» Письменные задания
• A. Какое решение принимает Мороуз, выслушав Трувита, согласно отрывку о Рабле и Джонсоне?
• B. Пожалуйста, верните из отрывка о Рабле и Джонсоне без изменений фрагмент от «Все это начиная» до «[Works]/Ed. by С.».

» Отрывок документа

Выше речь шла об известной общности мотивов "Молчаливой женщины" и III
книги "Гаргантюа и Пантагрюэля". Чрезвычайно интересно сравнить стиль
художественной речи Рабле и Джонсона там, где имеются эти общие мотивы.
Возьмем для сравнения отрывок из монолога Трувита против брака:
"...Если вы любите вашу жену или, вернее, бредите ею, о, как она вас
измучает и с каким удовольствием будет наслаждаться вашими страданиями. Вы
будете обладать ею только тогда, когда ей захочется; она пожертвует своей
красотой и цветом лица только за драгоценности или жемчуг, и каждые полчаса
удовольствия должны быть куплены заново с таким же трудом и стараниями, как
в самом начале ухаживания. Вы должны держать тех слуг, которые ей нравятся,
находиться в том обществе, которое ей приятно; друзья не смогут посещать вас
без ее разрешения; чтобы избежать вашей ревности, она будет делать вид, что
ненавидит того, кого на самом деле нежно любит, или же первая притворится
ревнивой с тем, чтобы уехать к подруге или кузине в колледж и там научиться
писать тайные записки, подкупать слуг и разводить шпионов; ей понадобится
роскошное платье для одного праздника, другое для следующего, еще более
роскошное для третьего; она будет есть только на серебре, при ней должен
состоять целый штат лакеев, курьеров и служителей, не считая кружевниц,
ювелиров, камеристок, портних, продавцов перьев и духов; она не думает о
том, как в связи с этим тает имение, десятина за десятиной, и не желает
знать, что ее бархат выменивается на ваши леса; она не слишком высоко ценит
свою честь, сэр, и способна поцеловать пажа или гладкий подбородок, на
котором нет признаков растительности; она воображает себя государственным
человеком и хочет знать, что делается в Солсбери, в Бате, при дворе и при
переездах высочайших особ; любит судить о поэтах, писателях, стилях и
сравнивать их между собой: Даниэля со Спенсером, Джонсона с известным
молодым писателем..." и т. д. (II, 1) {Там же, с. 20-21. Мы позволили себе
восстановить точки с запятой, имеющиеся в английском оригинале.}.
Все это начиная со слов "вы должны" - одна фраза, поистине
пантагрюэлическая своими гигантскими размерами, изобилием придаточных
предложений и однородных членов, универсализмом в подходе к предмету - как
вширь (каталоги предметов, занятий, привычек и пр.), так и вглубь
(использование античных, средневековых и ренессансных источников в виде
скрытых цитат) {См. комментарии в изд.: Jonson Ben. [Works]/Ed. by С.
Herford, P. and E. Simpson. Oxford, 1950, v. 10, p. 15-18.}, гротескным
снижением этого предмета в духе "галльской традиции", изображением автора в
глубине смеховой картины (ср. упоминание о Франсуа Рабле в эпизоде с немой
женой) и, наконец, самим празднично-амбивалентным тоном этой фразы: это
громкая насмешливо-торжествующая речь; она торжествует вследствие самого
факта говорения, и это оттеняется стонами Мороуза, относящимися не к смыслу
речи Трувита, а к звуку ее. Как известно, в "Гаргантюа и Пантагрюэле" Панург
то склоняется к браку, то опасается его. В речи Трувита эта смеховая
"диалектика" как будто отсутствует, но в сюжете комедии она тем не менее
реализуется: выслушав Трувита, Мороуз решает немедленно жениться. Иными
словами, перед нами - подлинно ренессансно-реалистический комический стиль,
принципиально отличный от стиля классицизма и стиля комедии Реставрации.

[Записи пространственной разметки]
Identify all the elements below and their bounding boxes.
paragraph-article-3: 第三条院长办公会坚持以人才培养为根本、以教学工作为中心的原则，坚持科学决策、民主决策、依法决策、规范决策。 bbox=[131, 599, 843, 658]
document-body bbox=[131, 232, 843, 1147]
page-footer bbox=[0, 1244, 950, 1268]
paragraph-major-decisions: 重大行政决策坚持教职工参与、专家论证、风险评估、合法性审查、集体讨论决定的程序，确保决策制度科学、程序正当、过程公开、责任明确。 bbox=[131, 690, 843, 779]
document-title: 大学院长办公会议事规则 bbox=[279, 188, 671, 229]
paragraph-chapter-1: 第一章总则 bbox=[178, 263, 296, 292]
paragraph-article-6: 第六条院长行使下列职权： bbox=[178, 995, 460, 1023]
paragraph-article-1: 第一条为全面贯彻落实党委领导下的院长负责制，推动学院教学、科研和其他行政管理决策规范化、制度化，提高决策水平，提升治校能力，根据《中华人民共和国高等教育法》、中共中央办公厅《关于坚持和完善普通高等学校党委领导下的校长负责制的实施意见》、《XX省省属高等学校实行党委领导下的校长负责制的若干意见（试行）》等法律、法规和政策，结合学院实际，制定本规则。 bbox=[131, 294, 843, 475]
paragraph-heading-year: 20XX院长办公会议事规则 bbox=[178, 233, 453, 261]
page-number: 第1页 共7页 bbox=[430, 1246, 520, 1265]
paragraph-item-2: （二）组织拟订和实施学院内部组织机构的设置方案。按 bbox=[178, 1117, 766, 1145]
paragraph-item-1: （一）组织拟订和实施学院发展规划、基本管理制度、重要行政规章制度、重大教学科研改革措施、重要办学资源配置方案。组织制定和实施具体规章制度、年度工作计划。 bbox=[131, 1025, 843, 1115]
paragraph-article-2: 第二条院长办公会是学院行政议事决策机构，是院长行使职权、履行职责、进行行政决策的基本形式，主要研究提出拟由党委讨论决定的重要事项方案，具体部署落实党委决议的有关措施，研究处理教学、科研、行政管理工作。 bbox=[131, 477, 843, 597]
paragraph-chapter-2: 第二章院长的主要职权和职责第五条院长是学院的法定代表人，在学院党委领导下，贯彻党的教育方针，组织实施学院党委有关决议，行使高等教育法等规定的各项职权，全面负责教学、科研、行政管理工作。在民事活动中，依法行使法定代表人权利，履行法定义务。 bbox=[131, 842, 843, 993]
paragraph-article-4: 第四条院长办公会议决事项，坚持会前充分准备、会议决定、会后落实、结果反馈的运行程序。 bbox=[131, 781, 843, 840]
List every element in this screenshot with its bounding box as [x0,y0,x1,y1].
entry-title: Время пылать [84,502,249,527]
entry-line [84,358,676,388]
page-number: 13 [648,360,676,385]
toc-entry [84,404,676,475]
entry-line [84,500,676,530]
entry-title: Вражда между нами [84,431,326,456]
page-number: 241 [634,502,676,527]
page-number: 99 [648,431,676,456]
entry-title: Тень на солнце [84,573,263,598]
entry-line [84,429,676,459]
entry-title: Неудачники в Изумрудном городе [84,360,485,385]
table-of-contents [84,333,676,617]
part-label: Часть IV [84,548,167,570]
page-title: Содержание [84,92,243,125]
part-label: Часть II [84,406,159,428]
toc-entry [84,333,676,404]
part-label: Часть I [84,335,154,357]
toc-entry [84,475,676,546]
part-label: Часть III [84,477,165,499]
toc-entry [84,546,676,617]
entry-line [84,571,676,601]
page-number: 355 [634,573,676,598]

» Ответы по порядку
• A. Мороуз решает немедленно жениться.

• B.
Все это начиная со слов "вы должны" - одна фраза, поистине
пантагрюэлическая своими гигантскими размерами, изобилием придаточных
предложений и однородных членов, универсализмом в подходе к предмету - как
вширь (каталоги предметов, занятий, привычек и пр.), так и вглубь
(использование античных, средневековых и ренессансных источников в виде
скрытых цитат) {См. комментарии в изд.: Jonson Ben. [Works]/Ed. by С.